Task to carry out
State the number of lines where "text" appears. Add nothing else.

Supplied material
────────────────

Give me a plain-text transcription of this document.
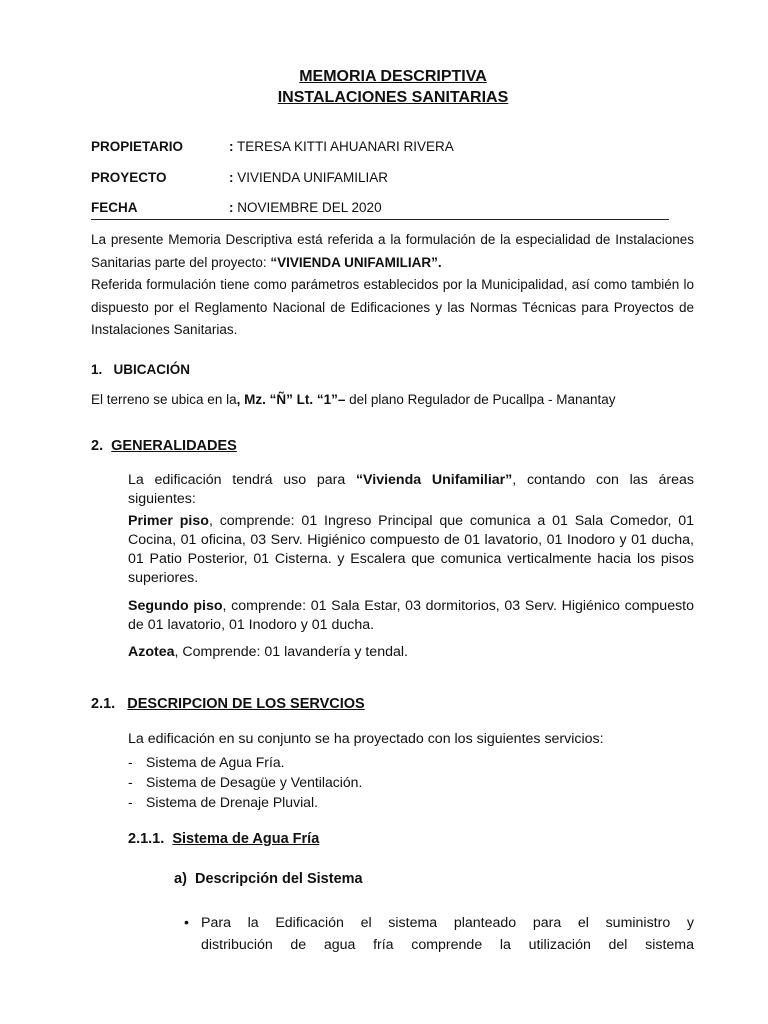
MEMORIA DESCRIPTIVA
INSTALACIONES SANITARIAS
PROPIETARIO	: TERESA KITTI AHUANARI RIVERA
PROYECTO	: VIVIENDA UNIFAMILIAR
FECHA	: NOVIEMBRE DEL 2020
La presente Memoria Descriptiva está referida a la formulación de la especialidad de Instalaciones Sanitarias parte del proyecto: “VIVIENDA UNIFAMILIAR”.
Referida formulación tiene como parámetros establecidos por la Municipalidad, así como también lo dispuesto por el Reglamento Nacional de Edificaciones y las Normas Técnicas para Proyectos de Instalaciones Sanitarias.
1. UBICACIÓN
El terreno se ubica en la, Mz. “Ñ” Lt. “1”– del plano Regulador de Pucallpa - Manantay
2. GENERALIDADES
La edificación tendrá uso para “Vivienda Unifamiliar”, contando con las áreas siguientes:
Primer piso, comprende: 01 Ingreso Principal que comunica a 01 Sala Comedor, 01 Cocina, 01 oficina, 03 Serv. Higiénico compuesto de 01 lavatorio, 01 Inodoro y 01 ducha, 01 Patio Posterior, 01 Cisterna. y Escalera que comunica verticalmente hacia los pisos superiores.
Segundo piso, comprende: 01 Sala Estar, 03 dormitorios, 03 Serv. Higiénico compuesto de 01 lavatorio, 01 Inodoro y 01 ducha.
Azotea, Comprende: 01 lavandería y tendal.
2.1. DESCRIPCION DE LOS SERVCIOS
La edificación en su conjunto se ha proyectado con los siguientes servicios:
- Sistema de Agua Fría.
- Sistema de Desagüe y Ventilación.
- Sistema de Drenaje Pluvial.
2.1.1. Sistema de Agua Fría
a) Descripción del Sistema
• Para la Edificación el sistema planteado para el suministro y
distribución de agua fría comprende la utilización del sistema
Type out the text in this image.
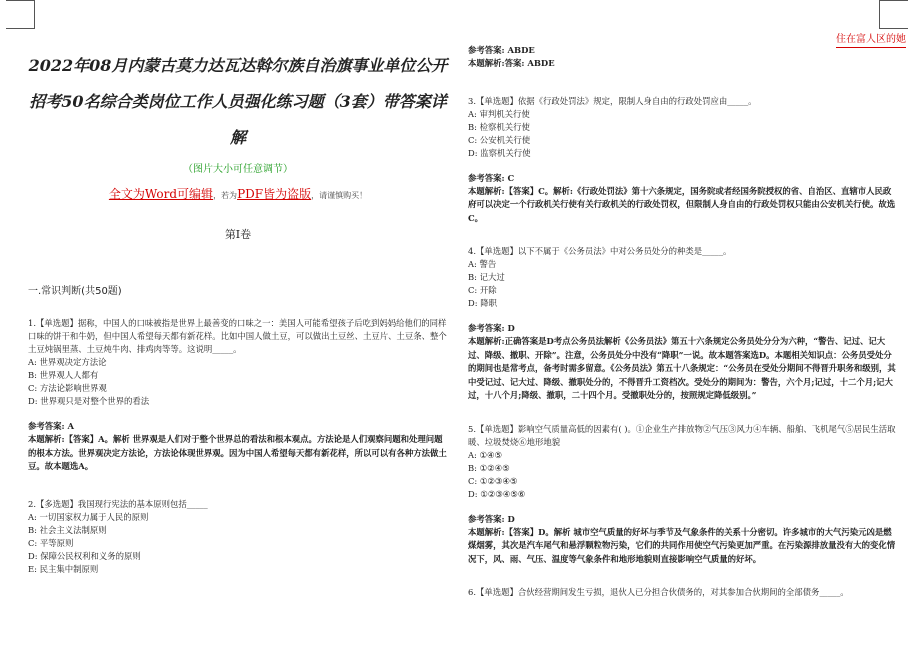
住在富人区的她
2022年08月内蒙古莫力达瓦达斡尔族自治旗事业单位公开招考50名综合类岗位工作人员强化练习题（3套）带答案详解
（图片大小可任意调节）
全文为Word可编辑，若为PDF皆为盗版，请谨慎购买！
第Ⅰ卷
一.常识判断(共50题)

1.【单选题】据称，中国人的口味被指是世界上最善变的口味之一：美国人可能希望孩子后吃到妈妈给他们的同样口味的饼干和牛奶，但中国人希望每天都有新花样。比如中国人做土豆，可以做出土豆丝、土豆片、土豆条、整个土豆炖锅里蒸、土豆炖牛肉、排鸡肉等等。这说明_____。

A: 世界观决定方法论

B: 世界观人人都有

C: 方法论影响世界观

D: 世界观只是对整个世界的看法

参考答案: A

本题解析:【答案】A。解析 世界观是人们对于整个世界总的看法和根本观点。方法论是人们观察问题和处理问题的根本方法。世界观决定方法论，方法论体现世界观。因为中国人希望每天都有新花样，所以可以有各种方法做土豆。故本题选A。

2.【多选题】我国现行宪法的基本原则包括_____

A: 一切国家权力属于人民的原则

B: 社会主义法制原则

C: 平等原则

D: 保障公民权利和义务的原则

E: 民主集中制原则

参考答案: ABDE

本题解析:答案: ABDE

3.【单选题】依据《行政处罚法》规定，限制人身自由的行政处罚应由_____。

A: 审判机关行使

B: 检察机关行使

C: 公安机关行使

D: 监察机关行使

参考答案: C

本题解析:【答案】C。解析:《行政处罚法》第十六条规定，国务院或者经国务院授权的省、自治区、直辖市人民政府可以决定一个行政机关行使有关行政机关的行政处罚权，但限制人身自由的行政处罚权只能由公安机关行使。故选C。

4.【单选题】以下不属于《公务员法》中对公务员处分的种类是_____。

A: 警告

B: 记大过

C: 开除

D: 降职

参考答案: D

本题解析:正确答案是D考点公务员法解析《公务员法》第五十六条规定公务员处分分为六种，“警告、记过、记大过、降级、撤职、开除”。注意，公务员处分中没有“降职”一说。故本题答案选D。本题相关知识点：公务员受处分的期间也是常考点，备考时需多留意。《公务员法》第五十八条规定：“公务员在受处分期间不得晋升职务和级别，其中受记过、记大过、降级、撤职处分的，不得晋升工资档次。受处分的期间为：警告，六个月;记过，十二个月;记大过，十八个月;降级、撤职，二十四个月。受撤职处分的，按照规定降低级别。”

5.【单选题】影响空气质量高低的因素有( )。①企业生产排放物②气压③风力④车辆、船舶、飞机尾气⑤居民生活取暖、垃圾焚烧⑥地形地貌

A: ①④⑤

B: ①②④⑤

C: ①②③④⑤

D: ①②③④⑤⑥

参考答案: D

本题解析:【答案】D。解析 城市空气质量的好坏与季节及气象条件的关系十分密切。许多城市的大气污染元凶是燃煤烟雾，其次是汽车尾气和悬浮颗粒物污染，它们的共同作用使空气污染更加严重。在污染源排放量没有大的变化情况下，风、雨、气压、温度等气象条件和地形地貌则直接影响空气质量的好坏。

6.【单选题】合伙经营期间发生亏损，退伙人已分担合伙债务的，对其参加合伙期间的全部债务_____。
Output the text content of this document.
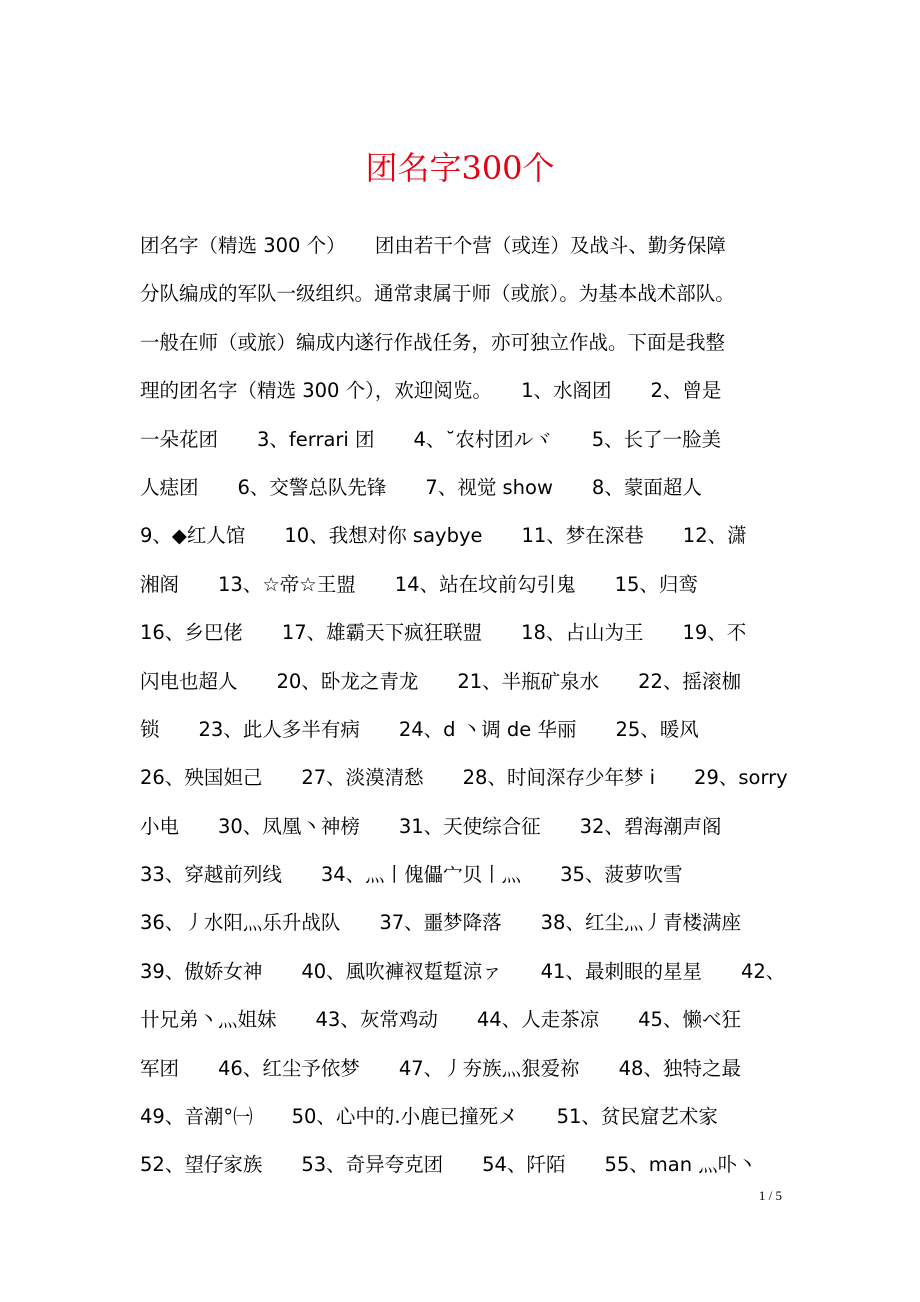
团名字300个
团名字（精选 300 个）　　团由若干个营（或连）及战斗、勤务保障
分队编成的军队一级组织。通常隶属于师（或旅）。为基本战术部队。
一般在师（或旅）编成内遂行作战任务，亦可独立作战。下面是我整
理的团名字（精选 300 个），欢迎阅览。　　1、水阁团　　2、曾是
一朵花团　　3、ferrari 团　　4、˘农村团ルヾ　　5、长了一脸美
人痣团　　6、交警总队先锋　　7、视觉 show　　8、蒙面超人
9、◆红人馆　　10、我想对你 saybye　　11、梦在深巷　　12、潇
湘阁　　13、☆帝☆王盟　　14、站在坟前勾引鬼　　15、归鸾
16、乡巴佬　　17、雄霸天下疯狂联盟　　18、占山为王　　19、不
闪电也超人　　20、卧龙之青龙　　21、半瓶矿泉水　　22、摇滚枷
锁　　23、此人多半有病　　24、d 丶调 de 华丽　　25、暖风
26、殃国妲己　　27、淡漠清愁　　28、时间深存少年梦 i　　29、sorry
小电　　30、凤凰丶神榜　　31、天使综合征　　32、碧海潮声阁
33、穿越前列线　　34、灬丨傀儡宀贝丨灬　　35、菠萝吹雪
36、丿水阳灬乐升战队　　37、噩梦降落　　38、红尘灬丿青楼满座
39、傲娇女神　　40、風吹褲衩踅踅涼ァ　　41、最刺眼的星星　　42、
卄兄弟丶灬姐妹　　43、灰常鸡动　　44、人走茶凉　　45、懒べ狂
军团　　46、红尘予依梦　　47、丿夯族灬狠爱祢　　48、独特之最
49、音潮°㈠　　50、心中的.小鹿已撞死メ　　51、贫民窟艺术家
52、望仔家族　　53、奇异夸克团　　54、阡陌　　55、man 灬卟丶
1 / 5
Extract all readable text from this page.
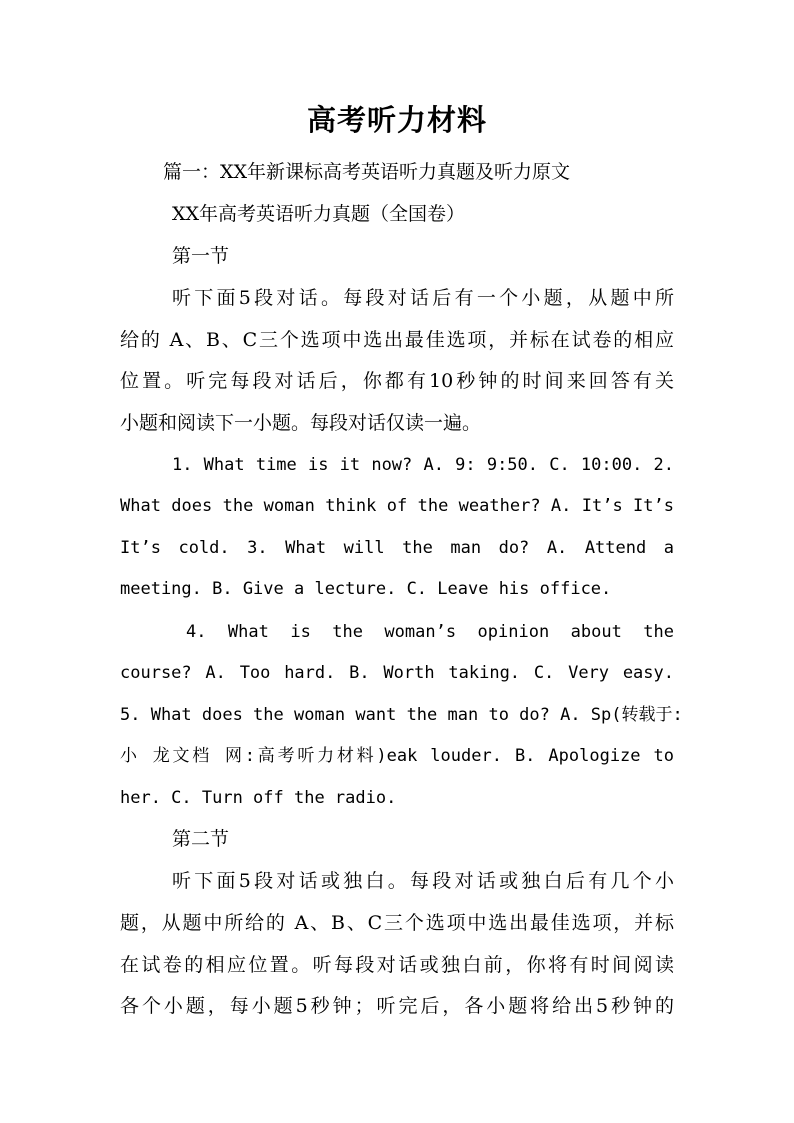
高考听力材料
篇一：XX年新课标高考英语听力真题及听力原文
XX年高考英语听力真题（全国卷）
第一节
听下面5段对话。每段对话后有一个小题，从题中所
给的 A、B、C三个选项中选出最佳选项，并标在试卷的相应
位置。听完每段对话后，你都有10秒钟的时间来回答有关
小题和阅读下一小题。每段对话仅读一遍。
1. What time is it now? A. 9: 9:50. C. 10:00. 2.
What does the woman think of the weather? A. It’s It’s
It’s cold. 3. What will the man do? A. Attend a
meeting. B. Give a lecture. C. Leave his office.
4. What is the woman’s opinion about the
course? A. Too hard. B. Worth taking. C. Very easy.
5. What does the woman want the man to do? A. Sp(转载于:
小 龙文档 网:高考听力材料)eak louder. B. Apologize to
her. C. Turn off the radio.
第二节
听下面5段对话或独白。每段对话或独白后有几个小
题，从题中所给的 A、B、C三个选项中选出最佳选项，并标
在试卷的相应位置。听每段对话或独白前，你将有时间阅读
各个小题，每小题5秒钟；听完后，各小题将给出5秒钟的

────────────────

Full response
4